Task details -> Check each line of the records below for the word "JSON" and copy those where it appears.

(Stored data)
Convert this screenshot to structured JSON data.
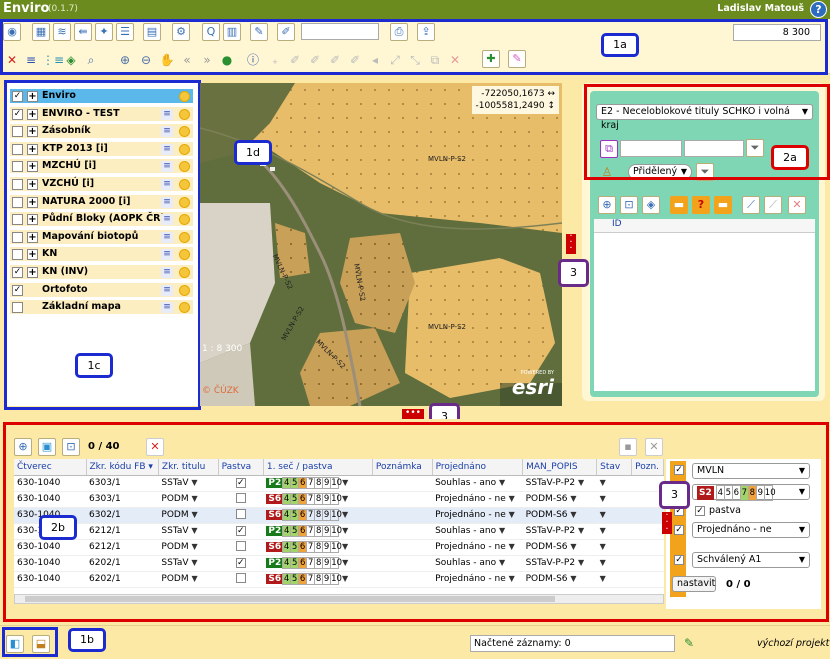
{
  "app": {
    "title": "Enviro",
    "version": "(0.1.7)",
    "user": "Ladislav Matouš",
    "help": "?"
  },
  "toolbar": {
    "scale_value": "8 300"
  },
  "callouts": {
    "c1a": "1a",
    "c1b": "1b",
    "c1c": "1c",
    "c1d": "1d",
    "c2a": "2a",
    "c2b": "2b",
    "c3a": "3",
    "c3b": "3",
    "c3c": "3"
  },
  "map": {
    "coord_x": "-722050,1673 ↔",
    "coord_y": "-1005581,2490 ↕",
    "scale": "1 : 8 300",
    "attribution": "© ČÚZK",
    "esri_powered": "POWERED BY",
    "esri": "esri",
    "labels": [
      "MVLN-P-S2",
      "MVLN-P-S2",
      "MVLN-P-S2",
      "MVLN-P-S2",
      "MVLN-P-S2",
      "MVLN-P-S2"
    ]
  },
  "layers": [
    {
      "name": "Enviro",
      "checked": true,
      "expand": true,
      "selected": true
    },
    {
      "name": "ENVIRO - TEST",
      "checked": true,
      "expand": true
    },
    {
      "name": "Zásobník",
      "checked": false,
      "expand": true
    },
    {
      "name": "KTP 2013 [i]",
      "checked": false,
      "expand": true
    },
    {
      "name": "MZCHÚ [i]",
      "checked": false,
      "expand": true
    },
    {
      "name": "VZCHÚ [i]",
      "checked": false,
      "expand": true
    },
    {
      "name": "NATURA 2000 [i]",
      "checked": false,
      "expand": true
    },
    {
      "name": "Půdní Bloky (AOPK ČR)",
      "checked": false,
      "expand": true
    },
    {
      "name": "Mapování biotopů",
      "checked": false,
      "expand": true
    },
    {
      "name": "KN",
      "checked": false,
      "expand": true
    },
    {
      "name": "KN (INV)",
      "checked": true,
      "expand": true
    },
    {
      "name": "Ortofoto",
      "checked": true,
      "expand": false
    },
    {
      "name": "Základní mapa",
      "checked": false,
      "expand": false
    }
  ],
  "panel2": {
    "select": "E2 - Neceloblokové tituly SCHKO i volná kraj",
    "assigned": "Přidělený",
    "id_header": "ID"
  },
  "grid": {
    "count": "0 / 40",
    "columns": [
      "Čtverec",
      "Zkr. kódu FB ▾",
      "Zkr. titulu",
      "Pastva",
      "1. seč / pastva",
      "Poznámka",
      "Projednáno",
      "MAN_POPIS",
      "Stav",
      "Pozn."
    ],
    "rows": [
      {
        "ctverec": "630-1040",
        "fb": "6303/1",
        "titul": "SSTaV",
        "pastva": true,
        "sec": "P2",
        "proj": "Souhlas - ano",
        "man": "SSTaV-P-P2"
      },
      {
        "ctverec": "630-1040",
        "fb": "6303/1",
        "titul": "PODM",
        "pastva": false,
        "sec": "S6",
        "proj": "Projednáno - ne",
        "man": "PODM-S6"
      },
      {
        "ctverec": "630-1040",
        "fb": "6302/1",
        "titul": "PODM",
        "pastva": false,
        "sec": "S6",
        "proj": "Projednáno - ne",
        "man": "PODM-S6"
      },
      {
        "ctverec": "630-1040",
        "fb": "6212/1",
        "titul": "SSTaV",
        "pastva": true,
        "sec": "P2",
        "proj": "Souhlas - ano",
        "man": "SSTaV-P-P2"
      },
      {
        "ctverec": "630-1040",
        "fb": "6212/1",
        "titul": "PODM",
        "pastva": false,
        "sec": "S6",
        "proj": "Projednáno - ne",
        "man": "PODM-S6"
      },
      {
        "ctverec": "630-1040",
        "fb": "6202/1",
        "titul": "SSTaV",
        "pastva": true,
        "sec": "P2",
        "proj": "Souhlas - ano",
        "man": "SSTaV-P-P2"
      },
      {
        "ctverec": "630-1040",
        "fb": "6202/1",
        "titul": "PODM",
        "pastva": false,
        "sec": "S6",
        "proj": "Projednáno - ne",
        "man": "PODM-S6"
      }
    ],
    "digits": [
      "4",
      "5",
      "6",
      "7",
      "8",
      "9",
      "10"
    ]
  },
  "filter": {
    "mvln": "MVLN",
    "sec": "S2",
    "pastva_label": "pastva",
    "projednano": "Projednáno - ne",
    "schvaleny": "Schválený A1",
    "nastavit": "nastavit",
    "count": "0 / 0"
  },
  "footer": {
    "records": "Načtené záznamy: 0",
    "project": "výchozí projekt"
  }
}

---

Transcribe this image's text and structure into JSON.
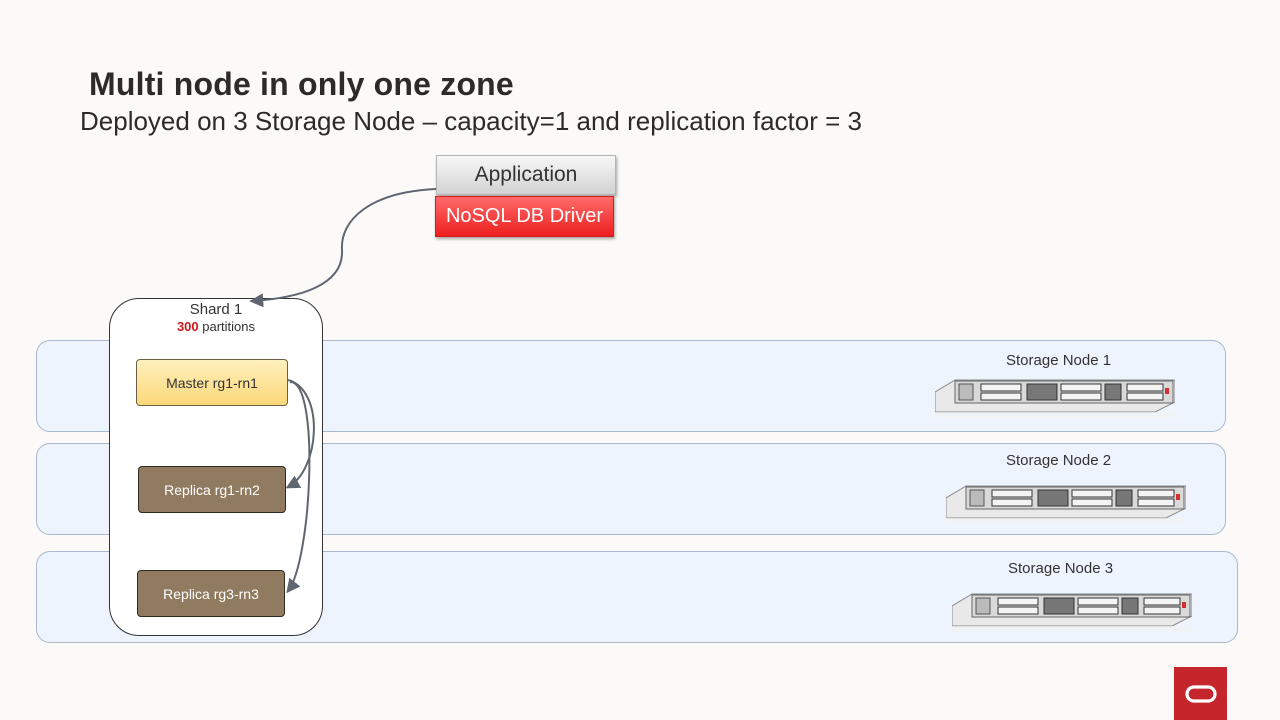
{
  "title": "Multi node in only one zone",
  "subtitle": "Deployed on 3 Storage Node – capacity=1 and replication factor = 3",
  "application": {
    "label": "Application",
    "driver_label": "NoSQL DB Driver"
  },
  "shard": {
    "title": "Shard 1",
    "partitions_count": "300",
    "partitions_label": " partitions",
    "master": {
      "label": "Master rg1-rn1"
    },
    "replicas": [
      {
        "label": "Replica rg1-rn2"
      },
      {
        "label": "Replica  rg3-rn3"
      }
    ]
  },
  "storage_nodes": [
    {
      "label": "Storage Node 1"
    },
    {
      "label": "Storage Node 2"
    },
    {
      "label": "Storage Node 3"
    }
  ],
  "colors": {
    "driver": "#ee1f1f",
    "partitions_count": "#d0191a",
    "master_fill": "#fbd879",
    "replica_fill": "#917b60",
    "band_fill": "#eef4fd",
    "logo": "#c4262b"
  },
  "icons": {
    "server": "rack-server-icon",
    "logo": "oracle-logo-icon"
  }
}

Written reply ->
Convert this screenshot to structured JSON data.
Transcribe this image's text and structure into JSON.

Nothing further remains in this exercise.